THE REQUEST -> Each line containing the word "easily" must be collected.

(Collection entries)

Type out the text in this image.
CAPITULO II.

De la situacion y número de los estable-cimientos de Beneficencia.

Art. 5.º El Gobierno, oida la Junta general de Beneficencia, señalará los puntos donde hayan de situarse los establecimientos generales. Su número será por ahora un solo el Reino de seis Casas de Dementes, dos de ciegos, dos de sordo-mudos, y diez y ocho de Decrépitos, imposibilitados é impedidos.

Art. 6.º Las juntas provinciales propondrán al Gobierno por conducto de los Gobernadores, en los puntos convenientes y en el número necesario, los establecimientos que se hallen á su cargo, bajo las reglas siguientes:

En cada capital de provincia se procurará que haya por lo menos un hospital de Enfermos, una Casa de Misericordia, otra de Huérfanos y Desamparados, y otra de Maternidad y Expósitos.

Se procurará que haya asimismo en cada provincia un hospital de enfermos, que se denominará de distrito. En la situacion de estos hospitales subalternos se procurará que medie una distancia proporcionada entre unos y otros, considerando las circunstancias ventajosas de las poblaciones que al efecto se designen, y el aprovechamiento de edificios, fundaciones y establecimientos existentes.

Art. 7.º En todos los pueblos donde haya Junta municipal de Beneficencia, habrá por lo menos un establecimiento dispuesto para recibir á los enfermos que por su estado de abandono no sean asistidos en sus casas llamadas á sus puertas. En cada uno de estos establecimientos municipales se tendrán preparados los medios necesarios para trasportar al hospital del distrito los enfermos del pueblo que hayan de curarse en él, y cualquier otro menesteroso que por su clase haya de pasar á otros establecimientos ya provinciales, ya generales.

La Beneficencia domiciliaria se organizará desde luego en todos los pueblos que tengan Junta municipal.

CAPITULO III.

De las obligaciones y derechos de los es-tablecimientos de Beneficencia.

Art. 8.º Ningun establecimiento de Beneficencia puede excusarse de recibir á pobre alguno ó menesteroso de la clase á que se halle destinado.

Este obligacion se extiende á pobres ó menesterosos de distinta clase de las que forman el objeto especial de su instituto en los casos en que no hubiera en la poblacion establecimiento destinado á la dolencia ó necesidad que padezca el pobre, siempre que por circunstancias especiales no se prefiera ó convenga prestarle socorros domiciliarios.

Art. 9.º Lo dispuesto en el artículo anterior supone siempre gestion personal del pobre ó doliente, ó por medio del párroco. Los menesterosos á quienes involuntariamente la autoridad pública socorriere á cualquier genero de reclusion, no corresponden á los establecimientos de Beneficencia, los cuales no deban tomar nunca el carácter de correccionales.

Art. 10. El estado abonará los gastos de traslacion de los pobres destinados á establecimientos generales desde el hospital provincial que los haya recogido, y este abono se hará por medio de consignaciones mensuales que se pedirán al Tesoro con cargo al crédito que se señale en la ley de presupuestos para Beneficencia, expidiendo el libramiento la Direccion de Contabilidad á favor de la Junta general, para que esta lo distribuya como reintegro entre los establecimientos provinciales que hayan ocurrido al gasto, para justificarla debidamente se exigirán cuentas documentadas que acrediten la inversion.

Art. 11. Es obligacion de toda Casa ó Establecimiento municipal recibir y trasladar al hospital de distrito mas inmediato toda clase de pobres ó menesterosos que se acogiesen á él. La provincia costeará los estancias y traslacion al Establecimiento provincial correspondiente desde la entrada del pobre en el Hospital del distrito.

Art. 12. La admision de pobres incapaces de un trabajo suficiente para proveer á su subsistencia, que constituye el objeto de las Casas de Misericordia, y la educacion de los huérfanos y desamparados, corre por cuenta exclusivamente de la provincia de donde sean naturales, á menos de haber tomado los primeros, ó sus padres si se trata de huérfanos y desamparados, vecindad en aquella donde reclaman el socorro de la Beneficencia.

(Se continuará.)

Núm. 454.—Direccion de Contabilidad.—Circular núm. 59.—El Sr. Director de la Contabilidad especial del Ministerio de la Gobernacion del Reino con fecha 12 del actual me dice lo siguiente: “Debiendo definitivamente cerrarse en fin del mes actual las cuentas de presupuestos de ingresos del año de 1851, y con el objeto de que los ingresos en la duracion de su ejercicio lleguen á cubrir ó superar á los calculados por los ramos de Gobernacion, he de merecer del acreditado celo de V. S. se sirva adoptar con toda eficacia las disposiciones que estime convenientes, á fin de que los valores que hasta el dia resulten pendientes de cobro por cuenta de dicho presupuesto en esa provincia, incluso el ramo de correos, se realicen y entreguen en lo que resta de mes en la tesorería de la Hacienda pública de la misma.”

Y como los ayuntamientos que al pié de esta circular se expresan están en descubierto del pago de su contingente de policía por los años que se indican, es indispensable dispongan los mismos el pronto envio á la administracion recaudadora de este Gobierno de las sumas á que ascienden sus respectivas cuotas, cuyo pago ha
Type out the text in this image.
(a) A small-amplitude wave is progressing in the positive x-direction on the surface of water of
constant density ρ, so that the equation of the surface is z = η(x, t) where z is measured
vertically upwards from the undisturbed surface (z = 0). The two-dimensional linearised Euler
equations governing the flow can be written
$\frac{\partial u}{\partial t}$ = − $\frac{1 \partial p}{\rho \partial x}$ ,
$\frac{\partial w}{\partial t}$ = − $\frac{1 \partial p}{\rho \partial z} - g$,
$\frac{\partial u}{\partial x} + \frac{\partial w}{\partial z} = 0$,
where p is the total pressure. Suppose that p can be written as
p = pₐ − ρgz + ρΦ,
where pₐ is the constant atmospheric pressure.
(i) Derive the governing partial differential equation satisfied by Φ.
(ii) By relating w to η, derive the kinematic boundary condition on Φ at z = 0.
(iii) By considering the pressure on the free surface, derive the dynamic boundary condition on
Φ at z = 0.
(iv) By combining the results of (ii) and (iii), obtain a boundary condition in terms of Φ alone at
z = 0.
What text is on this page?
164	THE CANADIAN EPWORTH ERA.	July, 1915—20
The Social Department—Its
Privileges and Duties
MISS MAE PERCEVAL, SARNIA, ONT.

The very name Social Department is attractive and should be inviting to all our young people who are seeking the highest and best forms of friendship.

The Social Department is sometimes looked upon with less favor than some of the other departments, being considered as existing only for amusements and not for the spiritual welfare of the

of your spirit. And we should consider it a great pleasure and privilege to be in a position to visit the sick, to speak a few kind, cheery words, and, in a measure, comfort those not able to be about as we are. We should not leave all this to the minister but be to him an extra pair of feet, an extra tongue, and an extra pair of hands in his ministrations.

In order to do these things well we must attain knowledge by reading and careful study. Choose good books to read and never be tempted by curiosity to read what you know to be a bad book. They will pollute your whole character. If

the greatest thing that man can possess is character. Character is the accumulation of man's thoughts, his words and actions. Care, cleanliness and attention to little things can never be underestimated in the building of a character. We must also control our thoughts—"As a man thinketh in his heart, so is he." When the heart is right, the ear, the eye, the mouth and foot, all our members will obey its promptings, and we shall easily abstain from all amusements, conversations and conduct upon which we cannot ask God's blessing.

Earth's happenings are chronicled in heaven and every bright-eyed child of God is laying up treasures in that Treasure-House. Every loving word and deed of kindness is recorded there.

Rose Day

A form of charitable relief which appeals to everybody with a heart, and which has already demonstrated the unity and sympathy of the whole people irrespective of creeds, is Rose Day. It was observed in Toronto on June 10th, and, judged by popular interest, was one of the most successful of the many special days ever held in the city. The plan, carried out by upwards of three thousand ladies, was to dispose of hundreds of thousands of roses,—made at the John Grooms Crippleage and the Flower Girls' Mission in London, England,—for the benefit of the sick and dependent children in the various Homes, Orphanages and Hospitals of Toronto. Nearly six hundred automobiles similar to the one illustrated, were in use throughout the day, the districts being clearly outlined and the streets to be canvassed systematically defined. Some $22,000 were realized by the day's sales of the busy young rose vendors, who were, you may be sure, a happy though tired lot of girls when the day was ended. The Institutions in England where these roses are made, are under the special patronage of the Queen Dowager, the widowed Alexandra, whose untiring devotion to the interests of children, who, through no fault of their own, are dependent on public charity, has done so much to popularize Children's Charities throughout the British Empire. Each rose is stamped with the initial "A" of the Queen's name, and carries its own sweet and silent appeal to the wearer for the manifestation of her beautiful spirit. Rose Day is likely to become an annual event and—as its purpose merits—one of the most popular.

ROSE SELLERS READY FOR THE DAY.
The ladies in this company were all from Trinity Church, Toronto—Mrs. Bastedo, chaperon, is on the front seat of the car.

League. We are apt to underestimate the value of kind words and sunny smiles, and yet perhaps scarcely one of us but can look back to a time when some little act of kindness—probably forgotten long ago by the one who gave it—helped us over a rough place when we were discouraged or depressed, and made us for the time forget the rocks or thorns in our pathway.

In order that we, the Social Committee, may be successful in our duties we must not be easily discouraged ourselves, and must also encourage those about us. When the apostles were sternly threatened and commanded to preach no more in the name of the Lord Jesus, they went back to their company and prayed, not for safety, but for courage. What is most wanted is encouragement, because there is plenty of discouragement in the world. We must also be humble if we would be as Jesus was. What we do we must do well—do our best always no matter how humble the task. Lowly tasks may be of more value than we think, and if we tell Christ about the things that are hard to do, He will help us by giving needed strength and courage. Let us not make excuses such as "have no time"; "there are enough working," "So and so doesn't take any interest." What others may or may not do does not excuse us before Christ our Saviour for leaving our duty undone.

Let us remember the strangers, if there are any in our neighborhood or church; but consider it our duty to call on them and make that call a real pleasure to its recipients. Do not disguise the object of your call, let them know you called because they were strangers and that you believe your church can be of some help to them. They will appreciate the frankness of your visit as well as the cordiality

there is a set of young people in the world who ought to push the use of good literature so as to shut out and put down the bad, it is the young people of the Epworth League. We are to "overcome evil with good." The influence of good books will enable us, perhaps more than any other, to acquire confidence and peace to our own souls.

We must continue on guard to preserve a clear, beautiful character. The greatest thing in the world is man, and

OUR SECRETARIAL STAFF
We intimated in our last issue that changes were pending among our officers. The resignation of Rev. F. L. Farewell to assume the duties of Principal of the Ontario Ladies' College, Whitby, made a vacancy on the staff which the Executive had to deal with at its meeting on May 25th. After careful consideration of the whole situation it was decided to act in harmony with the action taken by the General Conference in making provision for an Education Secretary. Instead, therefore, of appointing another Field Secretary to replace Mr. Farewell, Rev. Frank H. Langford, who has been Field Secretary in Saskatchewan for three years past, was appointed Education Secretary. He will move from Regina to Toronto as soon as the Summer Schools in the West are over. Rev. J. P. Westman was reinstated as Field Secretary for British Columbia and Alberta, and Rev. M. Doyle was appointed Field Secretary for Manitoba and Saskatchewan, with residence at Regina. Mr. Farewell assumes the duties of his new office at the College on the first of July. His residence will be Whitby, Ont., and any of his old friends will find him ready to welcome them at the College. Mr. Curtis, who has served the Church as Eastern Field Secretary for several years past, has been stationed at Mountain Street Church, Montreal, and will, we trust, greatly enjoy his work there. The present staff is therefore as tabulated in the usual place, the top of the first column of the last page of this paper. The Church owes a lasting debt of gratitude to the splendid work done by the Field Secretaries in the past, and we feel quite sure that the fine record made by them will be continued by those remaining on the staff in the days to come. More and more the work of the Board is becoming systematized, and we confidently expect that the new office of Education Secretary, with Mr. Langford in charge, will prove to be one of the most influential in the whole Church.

CORRECT RESPONSE ->
the greatest thing that man can possess is character. Character is the accumulation of man's thoughts, his words and actions. Care, cleanliness and attention to little things can never be underestimated in the building of a character. We must also control our thoughts—"As a man thinketh in his heart, so is he." When the heart is right, the ear, the eye, the mouth and foot, all our members will obey its promptings, and we shall easily abstain from all amusements, conversations and conduct upon which we cannot ask God's blessing.
In order that we, the Social Committee, may be successful in our duties we must not be easily discouraged ourselves, and must also encourage those about us. When the apostles were sternly threatened and commanded to preach no more in the name of the Lord Jesus, they went back to their company and prayed, not for safety, but for courage. What is most wanted is encouragement, because there is plenty of discouragement in the world. We must also be humble if we would be as Jesus was. What we do we must do well—do our best always no matter how humble the task. Lowly tasks may be of more value than we think, and if we tell Christ about the things that are hard to do, He will help us by giving needed strength and courage. Let us not make excuses such as "have no time"; "there are enough working," "So and so doesn't take any interest." What others may or may not do does not excuse us before Christ our Saviour for leaving our duty undone.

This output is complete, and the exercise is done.